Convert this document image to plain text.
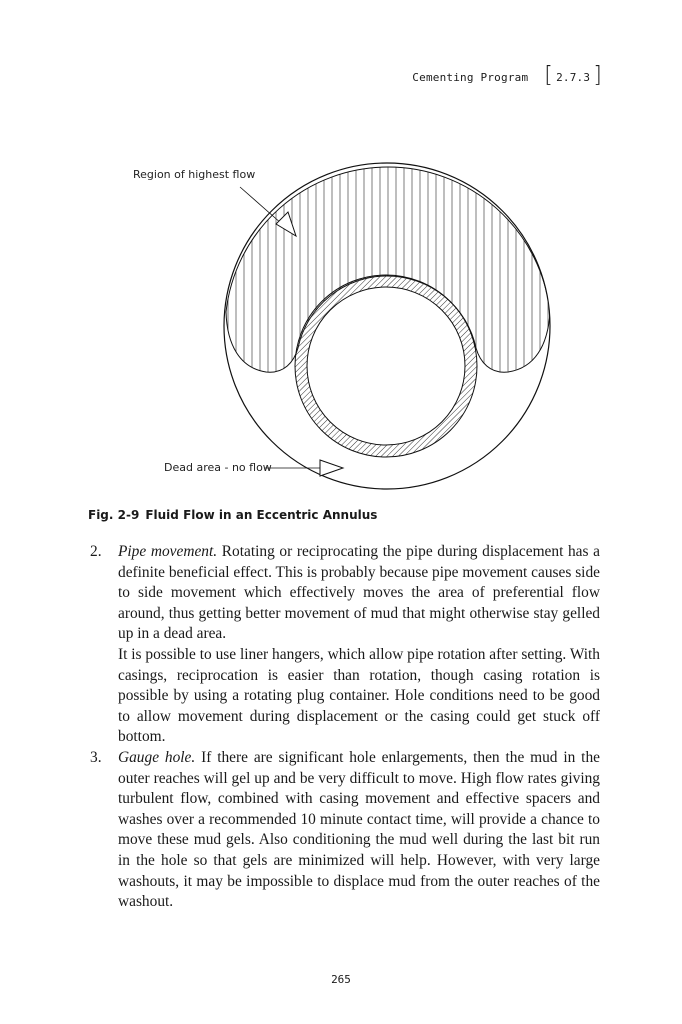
Cementing Program [ 2.7.3 ]
Region of highest flow
Dead area - no flow
Fig. 2-9 Fluid Flow in an Eccentric Annulus
2. Pipe movement. Rotating or reciprocating the pipe during displacement has a definite beneficial effect. This is probably because pipe movement causes side to side movement which effectively moves the area of preferential flow around, thus getting better movement of mud that might otherwise stay gelled up in a dead area.

It is possible to use liner hangers, which allow pipe rotation after setting. With casings, reciprocation is easier than rotation, though casing rotation is possible by using a rotating plug container. Hole conditions need to be good to allow movement during displacement or the casing could get stuck off bottom.

3. Gauge hole. If there are significant hole enlargements, then the mud in the outer reaches will gel up and be very difficult to move. High flow rates giving turbulent flow, combined with casing movement and effective spacers and washes over a recommended 10 minute contact time, will provide a chance to move these mud gels. Also conditioning the mud well during the last bit run in the hole so that gels are minimized will help. However, with very large washouts, it may be impossible to displace mud from the outer reaches of the washout.

265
________________________________________
(OBJECTIVE):
Each entry must be retyped word for word, with every image omitted.

(ANSWER TO THIS PROBLEM):
Convert this document image to plain text.
Cementing Program [ 2.7.3 ]
Region of highest flow
Dead area - no flow
Fig. 2-9 Fluid Flow in an Eccentric Annulus
2. Pipe movement. Rotating or reciprocating the pipe during displacement has a definite beneficial effect. This is probably because pipe movement causes side to side movement which effectively moves the area of preferential flow around, thus getting better movement of mud that might otherwise stay gelled up in a dead area.

It is possible to use liner hangers, which allow pipe rotation after setting. With casings, reciprocation is easier than rotation, though casing rotation is possible by using a rotating plug container. Hole conditions need to be good to allow movement during displacement or the casing could get stuck off bottom.

3. Gauge hole. If there are significant hole enlargements, then the mud in the outer reaches will gel up and be very difficult to move. High flow rates giving turbulent flow, combined with casing movement and effective spacers and washes over a recommended 10 minute contact time, will provide a chance to move these mud gels. Also conditioning the mud well during the last bit run in the hole so that gels are minimized will help. However, with very large washouts, it may be impossible to displace mud from the outer reaches of the washout.

265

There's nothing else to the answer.